* [What is expected]:
Extract the lines that carry the string "impairment" from the listing.

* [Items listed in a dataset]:
>>>
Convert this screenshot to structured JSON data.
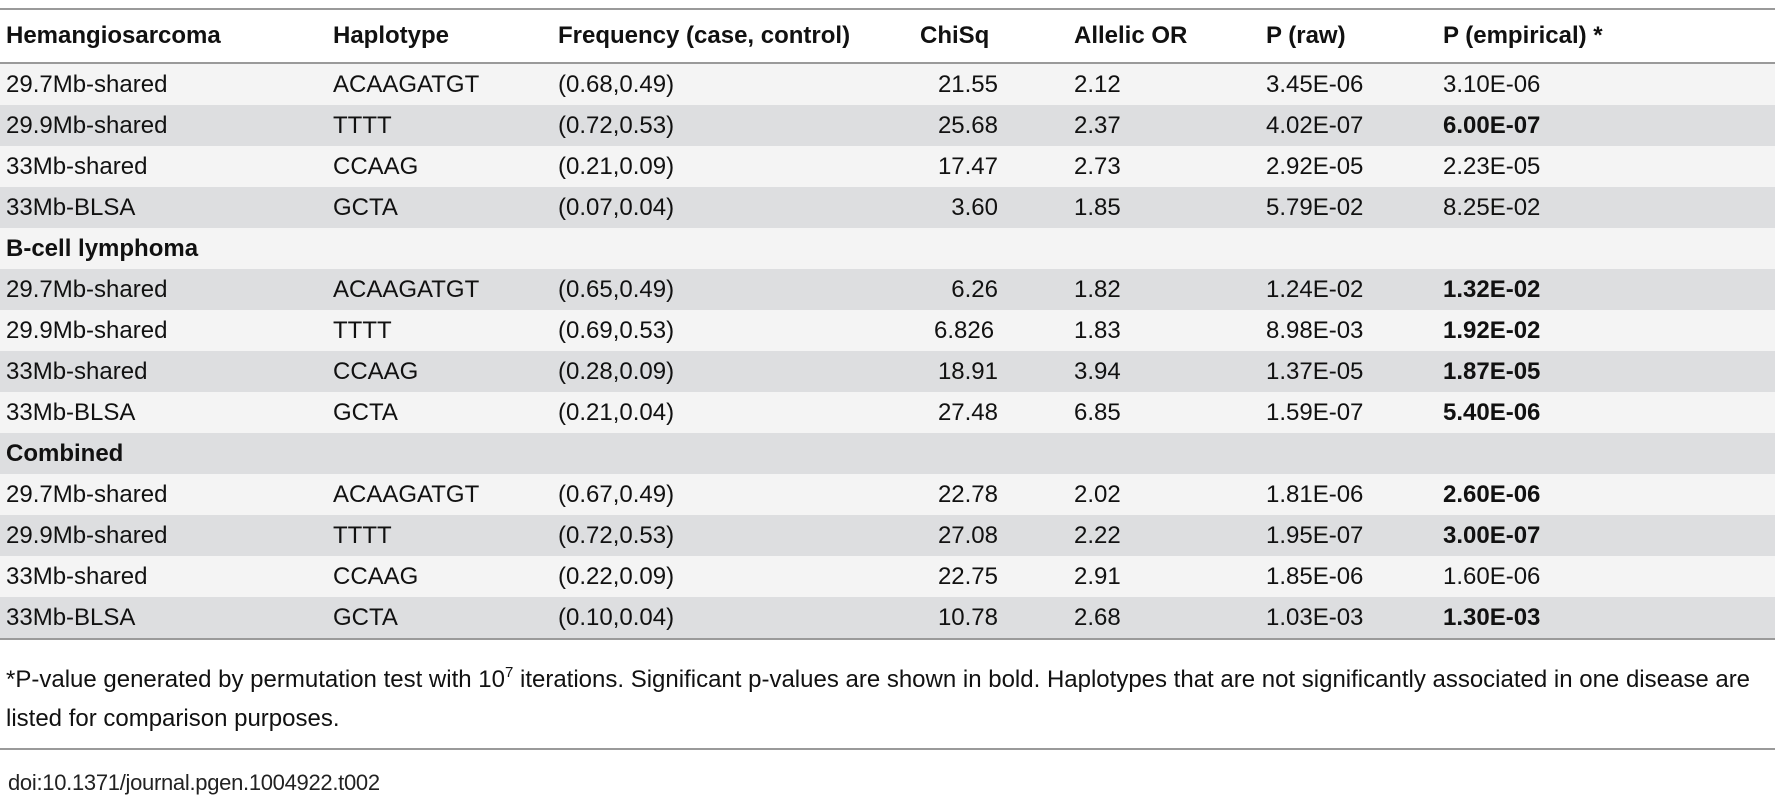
{
  "table": {
    "headers": [
      "Hemangiosarcoma",
      "Haplotype",
      "Frequency (case, control)",
      "ChiSq",
      "Allelic OR",
      "P (raw)",
      "P (empirical) *"
    ],
    "sections": [
      {
        "label": "",
        "rows": [
          {
            "region": "29.7Mb-shared",
            "haplotype": "ACAAGATGT",
            "frequency": "(0.68,0.49)",
            "chisq": "21.55",
            "or": "2.12",
            "p_raw": "3.45E-06",
            "p_emp": "3.10E-06",
            "bold": false
          },
          {
            "region": "29.9Mb-shared",
            "haplotype": "TTTT",
            "frequency": "(0.72,0.53)",
            "chisq": "25.68",
            "or": "2.37",
            "p_raw": "4.02E-07",
            "p_emp": "6.00E-07",
            "bold": true
          },
          {
            "region": "33Mb-shared",
            "haplotype": "CCAAG",
            "frequency": "(0.21,0.09)",
            "chisq": "17.47",
            "or": "2.73",
            "p_raw": "2.92E-05",
            "p_emp": "2.23E-05",
            "bold": false
          },
          {
            "region": "33Mb-BLSA",
            "haplotype": "GCTA",
            "frequency": "(0.07,0.04)",
            "chisq": "3.60",
            "or": "1.85",
            "p_raw": "5.79E-02",
            "p_emp": "8.25E-02",
            "bold": false
          }
        ]
      },
      {
        "label": "B-cell lymphoma",
        "rows": [
          {
            "region": "29.7Mb-shared",
            "haplotype": "ACAAGATGT",
            "frequency": "(0.65,0.49)",
            "chisq": "6.26",
            "or": "1.82",
            "p_raw": "1.24E-02",
            "p_emp": "1.32E-02",
            "bold": true
          },
          {
            "region": "29.9Mb-shared",
            "haplotype": "TTTT",
            "frequency": "(0.69,0.53)",
            "chisq": "6.826",
            "or": "1.83",
            "p_raw": "8.98E-03",
            "p_emp": "1.92E-02",
            "bold": true
          },
          {
            "region": "33Mb-shared",
            "haplotype": "CCAAG",
            "frequency": "(0.28,0.09)",
            "chisq": "18.91",
            "or": "3.94",
            "p_raw": "1.37E-05",
            "p_emp": "1.87E-05",
            "bold": true
          },
          {
            "region": "33Mb-BLSA",
            "haplotype": "GCTA",
            "frequency": "(0.21,0.04)",
            "chisq": "27.48",
            "or": "6.85",
            "p_raw": "1.59E-07",
            "p_emp": "5.40E-06",
            "bold": true
          }
        ]
      },
      {
        "label": "Combined",
        "rows": [
          {
            "region": "29.7Mb-shared",
            "haplotype": "ACAAGATGT",
            "frequency": "(0.67,0.49)",
            "chisq": "22.78",
            "or": "2.02",
            "p_raw": "1.81E-06",
            "p_emp": "2.60E-06",
            "bold": true
          },
          {
            "region": "29.9Mb-shared",
            "haplotype": "TTTT",
            "frequency": "(0.72,0.53)",
            "chisq": "27.08",
            "or": "2.22",
            "p_raw": "1.95E-07",
            "p_emp": "3.00E-07",
            "bold": true
          },
          {
            "region": "33Mb-shared",
            "haplotype": "CCAAG",
            "frequency": "(0.22,0.09)",
            "chisq": "22.75",
            "or": "2.91",
            "p_raw": "1.85E-06",
            "p_emp": "1.60E-06",
            "bold": false
          },
          {
            "region": "33Mb-BLSA",
            "haplotype": "GCTA",
            "frequency": "(0.10,0.04)",
            "chisq": "10.78",
            "or": "2.68",
            "p_raw": "1.03E-03",
            "p_emp": "1.30E-03",
            "bold": true
          }
        ]
      }
    ]
  },
  "footnote": {
    "prefix": "*P-value generated by permutation test with 10",
    "superscript": "7",
    "suffix": " iterations. Significant p-values are shown in bold. Haplotypes that are not significantly associated in one disease are listed for comparison purposes."
  },
  "doi": "doi:10.1371/journal.pgen.1004922.t002"
}
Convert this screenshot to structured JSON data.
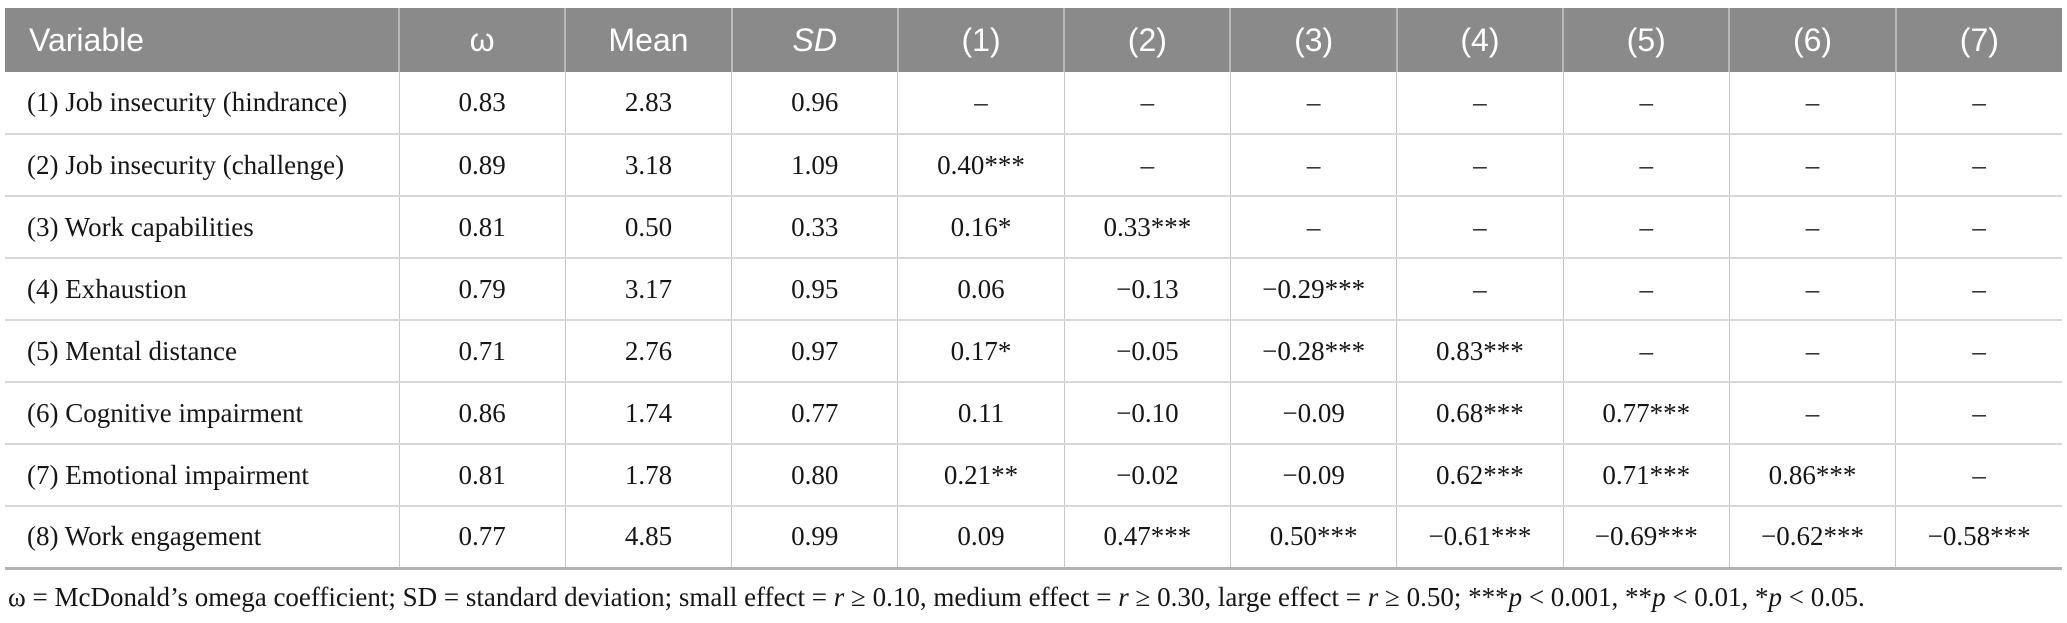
{
  "colors": {
    "header_bg": "#8a8a8a",
    "header_text": "#ffffff",
    "header_divider": "#b9b9b9",
    "grid_vertical": "#c6c6c6",
    "grid_horizontal": "#d8d8d8",
    "table_bottom_border": "#b3b3b3",
    "body_text": "#161616",
    "page_bg": "#ffffff"
  },
  "table": {
    "columns": [
      {
        "id": "variable",
        "label": "Variable",
        "align": "left",
        "italic": false
      },
      {
        "id": "omega",
        "label": "ω",
        "align": "center",
        "italic": false
      },
      {
        "id": "mean",
        "label": "Mean",
        "align": "center",
        "italic": false
      },
      {
        "id": "sd",
        "label": "SD",
        "align": "center",
        "italic": true
      },
      {
        "id": "c1",
        "label": "(1)",
        "align": "center",
        "italic": false
      },
      {
        "id": "c2",
        "label": "(2)",
        "align": "center",
        "italic": false
      },
      {
        "id": "c3",
        "label": "(3)",
        "align": "center",
        "italic": false
      },
      {
        "id": "c4",
        "label": "(4)",
        "align": "center",
        "italic": false
      },
      {
        "id": "c5",
        "label": "(5)",
        "align": "center",
        "italic": false
      },
      {
        "id": "c6",
        "label": "(6)",
        "align": "center",
        "italic": false
      },
      {
        "id": "c7",
        "label": "(7)",
        "align": "center",
        "italic": false
      }
    ],
    "empty_cell_glyph": "–",
    "rows": [
      {
        "variable": "(1) Job insecurity (hindrance)",
        "cells": [
          "0.83",
          "2.83",
          "0.96",
          "–",
          "–",
          "–",
          "–",
          "–",
          "–",
          "–"
        ]
      },
      {
        "variable": "(2) Job insecurity (challenge)",
        "cells": [
          "0.89",
          "3.18",
          "1.09",
          "0.40***",
          "–",
          "–",
          "–",
          "–",
          "–",
          "–"
        ]
      },
      {
        "variable": "(3) Work capabilities",
        "cells": [
          "0.81",
          "0.50",
          "0.33",
          "0.16*",
          "0.33***",
          "–",
          "–",
          "–",
          "–",
          "–"
        ]
      },
      {
        "variable": "(4) Exhaustion",
        "cells": [
          "0.79",
          "3.17",
          "0.95",
          "0.06",
          "−0.13",
          "−0.29***",
          "–",
          "–",
          "–",
          "–"
        ]
      },
      {
        "variable": "(5) Mental distance",
        "cells": [
          "0.71",
          "2.76",
          "0.97",
          "0.17*",
          "−0.05",
          "−0.28***",
          "0.83***",
          "–",
          "–",
          "–"
        ]
      },
      {
        "variable": "(6) Cognitive impairment",
        "cells": [
          "0.86",
          "1.74",
          "0.77",
          "0.11",
          "−0.10",
          "−0.09",
          "0.68***",
          "0.77***",
          "–",
          "–"
        ]
      },
      {
        "variable": "(7) Emotional impairment",
        "cells": [
          "0.81",
          "1.78",
          "0.80",
          "0.21**",
          "−0.02",
          "−0.09",
          "0.62***",
          "0.71***",
          "0.86***",
          "–"
        ]
      },
      {
        "variable": "(8) Work engagement",
        "cells": [
          "0.77",
          "4.85",
          "0.99",
          "0.09",
          "0.47***",
          "0.50***",
          "−0.61***",
          "−0.69***",
          "−0.62***",
          "−0.58***"
        ]
      }
    ]
  },
  "footnote": {
    "segments": [
      {
        "t": "ω = McDonald’s omega coefficient; SD = standard deviation; small effect = "
      },
      {
        "t": "r",
        "i": true
      },
      {
        "t": " ≥ 0.10, medium effect = "
      },
      {
        "t": "r",
        "i": true
      },
      {
        "t": " ≥ 0.30, large effect = "
      },
      {
        "t": "r",
        "i": true
      },
      {
        "t": " ≥ 0.50; ***"
      },
      {
        "t": "p",
        "i": true
      },
      {
        "t": " < 0.001, **"
      },
      {
        "t": "p",
        "i": true
      },
      {
        "t": " < 0.01, *"
      },
      {
        "t": "p",
        "i": true
      },
      {
        "t": " < 0.05."
      }
    ]
  }
}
<<<
* [Answer below]:
        "variable": "(6) Cognitive impairment",
        "variable": "(7) Emotional impairment",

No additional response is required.